Your objective
Only the lines from the one with "Type out the text in this image." through the final line should be given again, exactly as they appear, minus the pictures.

Data records:
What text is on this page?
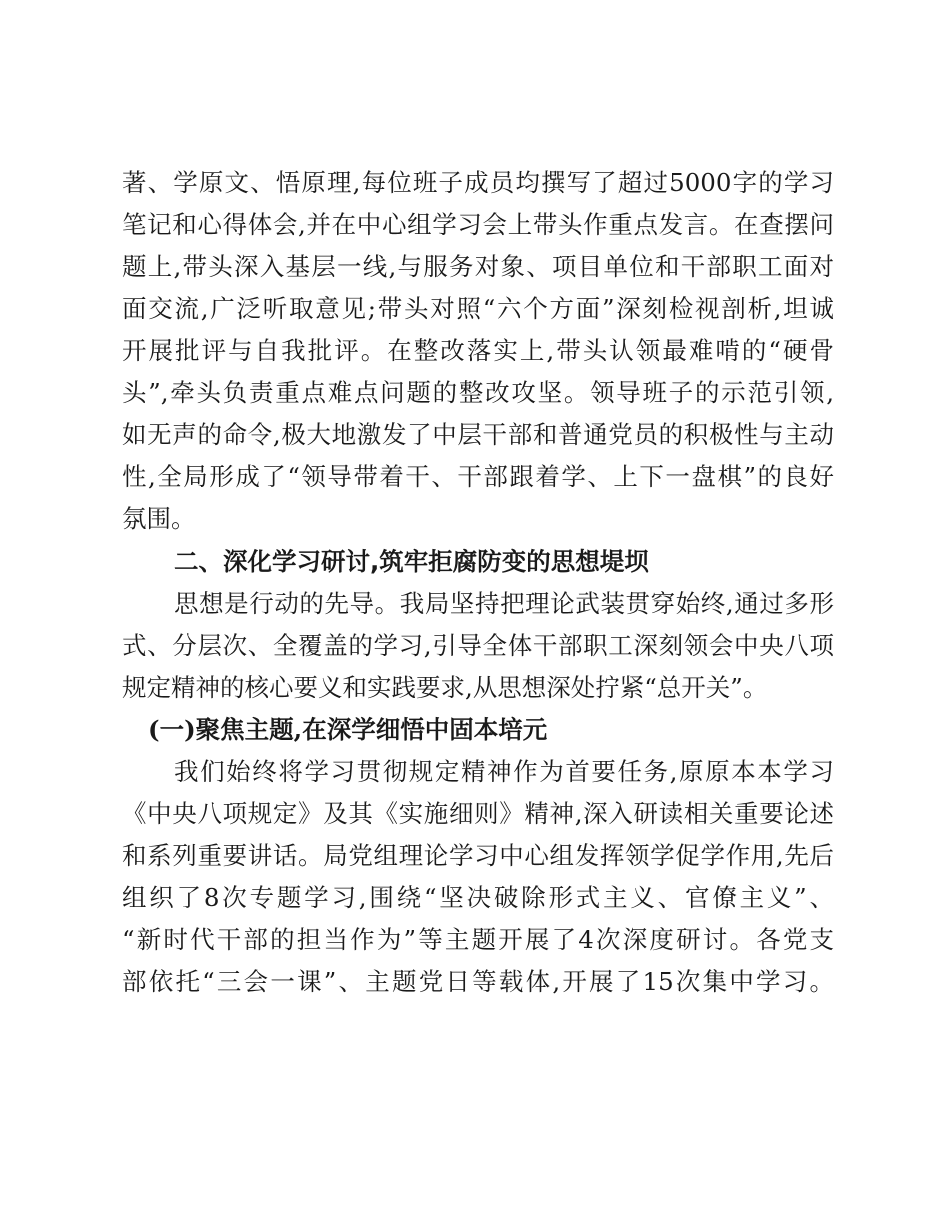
著、学原文、悟原理,每位班子成员均撰写了超过5000字的学习
笔记和心得体会,并在中心组学习会上带头作重点发言。在查摆问
题上,带头深入基层一线,与服务对象、项目单位和干部职工面对
面交流,广泛听取意见;带头对照“六个方面”深刻检视剖析,坦诚
开展批评与自我批评。在整改落实上,带头认领最难啃的“硬骨
头”,牵头负责重点难点问题的整改攻坚。领导班子的示范引领,
如无声的命令,极大地激发了中层干部和普通党员的积极性与主动
性,全局形成了“领导带着干、干部跟着学、上下一盘棋”的良好
氛围。
二、深化学习研讨,筑牢拒腐防变的思想堤坝
思想是行动的先导。我局坚持把理论武装贯穿始终,通过多形
式、分层次、全覆盖的学习,引导全体干部职工深刻领会中央八项
规定精神的核心要义和实践要求,从思想深处拧紧“总开关”。
(一)聚焦主题,在深学细悟中固本培元
我们始终将学习贯彻规定精神作为首要任务,原原本本学习
《中央八项规定》及其《实施细则》精神,深入研读相关重要论述
和系列重要讲话。局党组理论学习中心组发挥领学促学作用,先后
组织了8次专题学习,围绕“坚决破除形式主义、官僚主义”、
“新时代干部的担当作为”等主题开展了4次深度研讨。各党支
部依托“三会一课”、主题党日等载体,开展了15次集中学习。
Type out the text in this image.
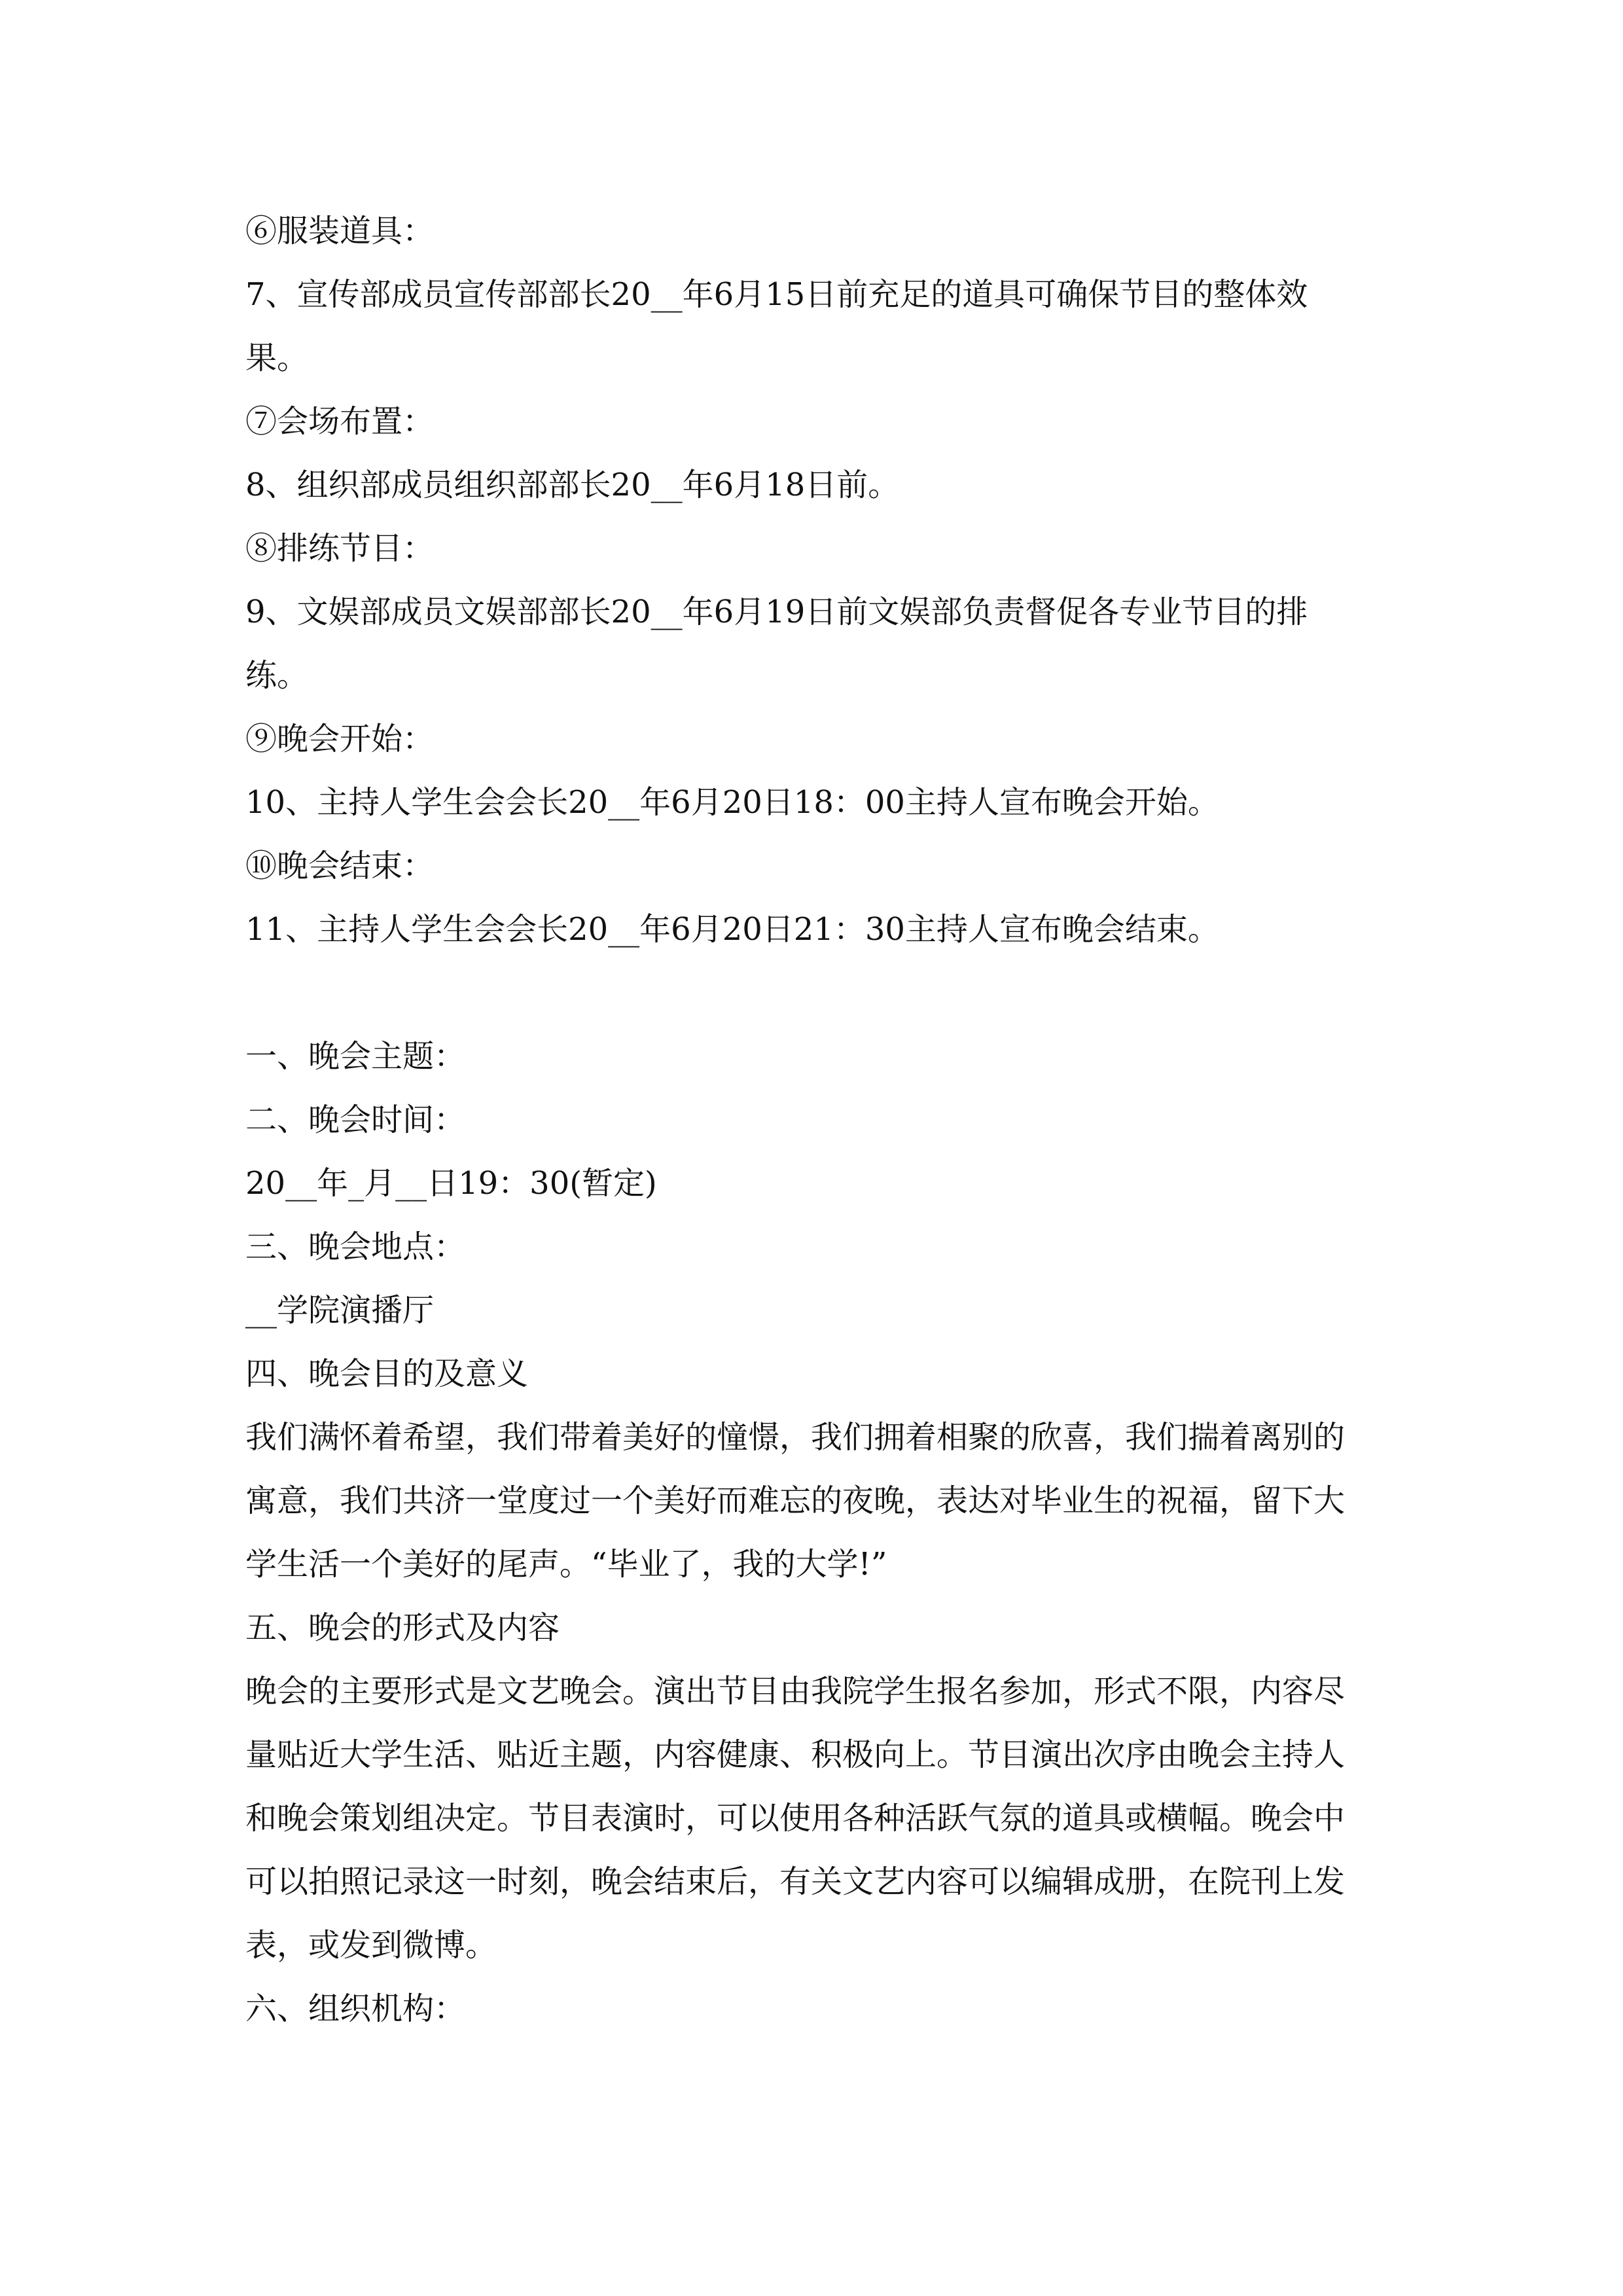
⑥服装道具：
7、宣传部成员宣传部部长20__年6月15日前充足的道具可确保节目的整体效
果。
⑦会场布置：
8、组织部成员组织部部长20__年6月18日前。
⑧排练节目：
9、文娱部成员文娱部部长20__年6月19日前文娱部负责督促各专业节目的排
练。
⑨晚会开始：
10、主持人学生会会长20__年6月20日18：00主持人宣布晚会开始。
⑩晚会结束：
11、主持人学生会会长20__年6月20日21：30主持人宣布晚会结束。
一、晚会主题：
二、晚会时间：
20__年_月__日19：30(暂定)
三、晚会地点：
__学院演播厅
四、晚会目的及意义
我们满怀着希望，我们带着美好的憧憬，我们拥着相聚的欣喜，我们揣着离别的
寓意，我们共济一堂度过一个美好而难忘的夜晚，表达对毕业生的祝福，留下大
学生活一个美好的尾声。“毕业了，我的大学!”
五、晚会的形式及内容
晚会的主要形式是文艺晚会。演出节目由我院学生报名参加，形式不限，内容尽
量贴近大学生活、贴近主题，内容健康、积极向上。节目演出次序由晚会主持人
和晚会策划组决定。节目表演时，可以使用各种活跃气氛的道具或横幅。晚会中
可以拍照记录这一时刻，晚会结束后，有关文艺内容可以编辑成册，在院刊上发
表，或发到微博。
六、组织机构：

Answer to this problem
Type out the text in this image.
⑥服装道具：
7、宣传部成员宣传部部长20__年6月15日前充足的道具可确保节目的整体效
果。
⑦会场布置：
8、组织部成员组织部部长20__年6月18日前。
⑧排练节目：
9、文娱部成员文娱部部长20__年6月19日前文娱部负责督促各专业节目的排
练。
⑨晚会开始：
10、主持人学生会会长20__年6月20日18：00主持人宣布晚会开始。
⑩晚会结束：
11、主持人学生会会长20__年6月20日21：30主持人宣布晚会结束。
一、晚会主题：
二、晚会时间：
20__年_月__日19：30(暂定)
三、晚会地点：
__学院演播厅
四、晚会目的及意义
我们满怀着希望，我们带着美好的憧憬，我们拥着相聚的欣喜，我们揣着离别的
寓意，我们共济一堂度过一个美好而难忘的夜晚，表达对毕业生的祝福，留下大
学生活一个美好的尾声。“毕业了，我的大学!”
五、晚会的形式及内容
晚会的主要形式是文艺晚会。演出节目由我院学生报名参加，形式不限，内容尽
量贴近大学生活、贴近主题，内容健康、积极向上。节目演出次序由晚会主持人
和晚会策划组决定。节目表演时，可以使用各种活跃气氛的道具或横幅。晚会中
可以拍照记录这一时刻，晚会结束后，有关文艺内容可以编辑成册，在院刊上发
表，或发到微博。
六、组织机构：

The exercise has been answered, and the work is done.